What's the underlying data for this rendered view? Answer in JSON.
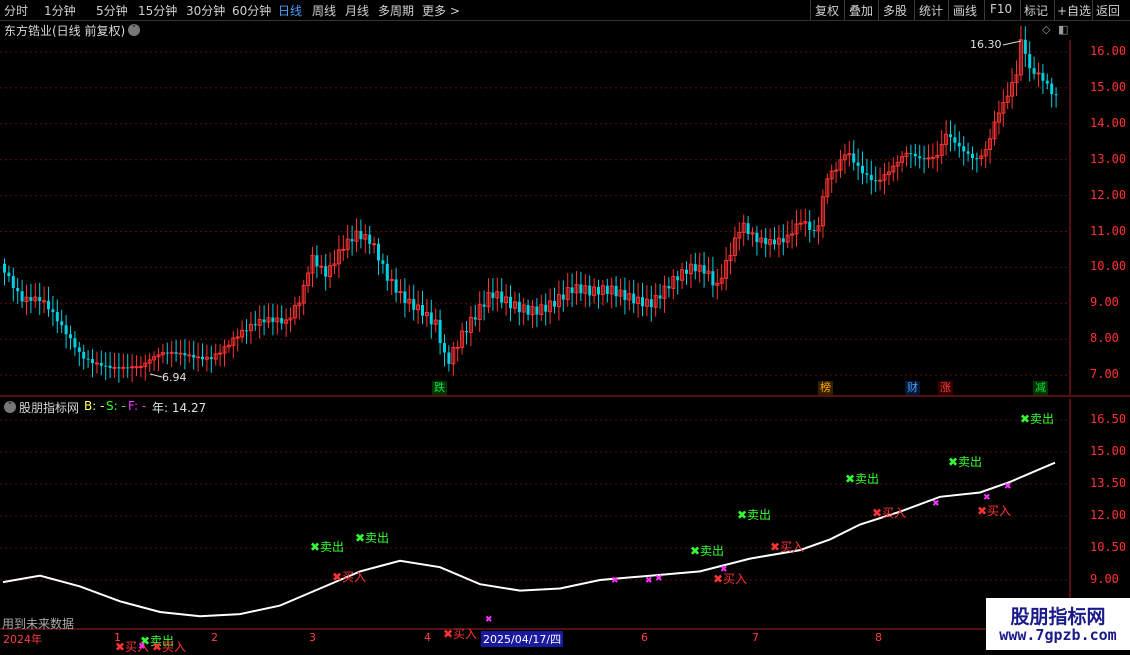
{
  "toolbar": {
    "periods": [
      "分时",
      "1分钟",
      "5分钟",
      "15分钟",
      "30分钟",
      "60分钟",
      "日线",
      "周线",
      "月线",
      "多周期",
      "更多 >"
    ],
    "active_period": "日线",
    "actions": [
      "复权",
      "叠加",
      "多股",
      "统计",
      "画线",
      "F10",
      "标记",
      "+自选",
      "返回"
    ]
  },
  "main_chart": {
    "title": "东方锆业(日线 前复权)",
    "y_ticks": [
      "16.00",
      "15.00",
      "14.00",
      "13.00",
      "12.00",
      "11.00",
      "10.00",
      "9.00",
      "8.00",
      "7.00"
    ],
    "high_annotation": "16.30",
    "low_annotation": "6.94",
    "events": [
      {
        "label": "跌",
        "color": "#00c040"
      },
      {
        "label": "榜",
        "color": "#ff9900"
      },
      {
        "label": "财",
        "color": "#4a9eff"
      },
      {
        "label": "涨",
        "color": "#ff4040"
      },
      {
        "label": "减",
        "color": "#00c040"
      }
    ]
  },
  "indicator": {
    "title": "股朋指标网",
    "b_label": "B: -",
    "s_label": "S: -",
    "f_label": "F: -",
    "year_label": "年: 14.27",
    "y_ticks": [
      "16.50",
      "15.00",
      "13.50",
      "12.00",
      "10.50",
      "9.00"
    ],
    "future_note": "用到未来数据",
    "sell_label": "卖出",
    "buy_label": "买入"
  },
  "x_axis": {
    "year": "2024年",
    "months": [
      "1",
      "2",
      "3",
      "4",
      "6",
      "7",
      "8"
    ],
    "cursor_date": "2025/04/17/四"
  },
  "watermark": {
    "line1": "股朋指标网",
    "line2": "www.7gpzb.com"
  },
  "colors": {
    "up": "#ff3333",
    "down": "#00d0e0",
    "sell": "#33ff33",
    "buy": "#ff3333",
    "mark": "#ff33ff",
    "curve": "#ffffff"
  }
}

# # # # # # #

» **Challenge**:
Every entry must be transcribed exactly. Pictures do not belong in the copy.

» **Complete response**:
What's the underlying data for this rendered view? Answer in JSON.
{
  "toolbar": {
    "periods": [
      "分时",
      "1分钟",
      "5分钟",
      "15分钟",
      "30分钟",
      "60分钟",
      "日线",
      "周线",
      "月线",
      "多周期",
      "更多 >"
    ],
    "active_period": "日线",
    "actions": [
      "复权",
      "叠加",
      "多股",
      "统计",
      "画线",
      "F10",
      "标记",
      "+自选",
      "返回"
    ]
  },
  "main_chart": {
    "title": "东方锆业(日线 前复权)",
    "y_ticks": [
      "16.00",
      "15.00",
      "14.00",
      "13.00",
      "12.00",
      "11.00",
      "10.00",
      "9.00",
      "8.00",
      "7.00"
    ],
    "high_annotation": "16.30",
    "low_annotation": "6.94",
    "events": [
      {
        "label": "跌",
        "color": "#00c040"
      },
      {
        "label": "榜",
        "color": "#ff9900"
      },
      {
        "label": "财",
        "color": "#4a9eff"
      },
      {
        "label": "涨",
        "color": "#ff4040"
      },
      {
        "label": "减",
        "color": "#00c040"
      }
    ]
  },
  "indicator": {
    "title": "股朋指标网",
    "b_label": "B: -",
    "s_label": "S: -",
    "f_label": "F: -",
    "year_label": "年: 14.27",
    "y_ticks": [
      "16.50",
      "15.00",
      "13.50",
      "12.00",
      "10.50",
      "9.00"
    ],
    "future_note": "用到未来数据",
    "sell_label": "卖出",
    "buy_label": "买入"
  },
  "x_axis": {
    "year": "2024年",
    "months": [
      "1",
      "2",
      "3",
      "4",
      "6",
      "7",
      "8"
    ],
    "cursor_date": "2025/04/17/四"
  },
  "watermark": {
    "line1": "股朋指标网",
    "line2": "www.7gpzb.com"
  },
  "colors": {
    "up": "#ff3333",
    "down": "#00d0e0",
    "sell": "#33ff33",
    "buy": "#ff3333",
    "mark": "#ff33ff",
    "curve": "#ffffff"
  }
}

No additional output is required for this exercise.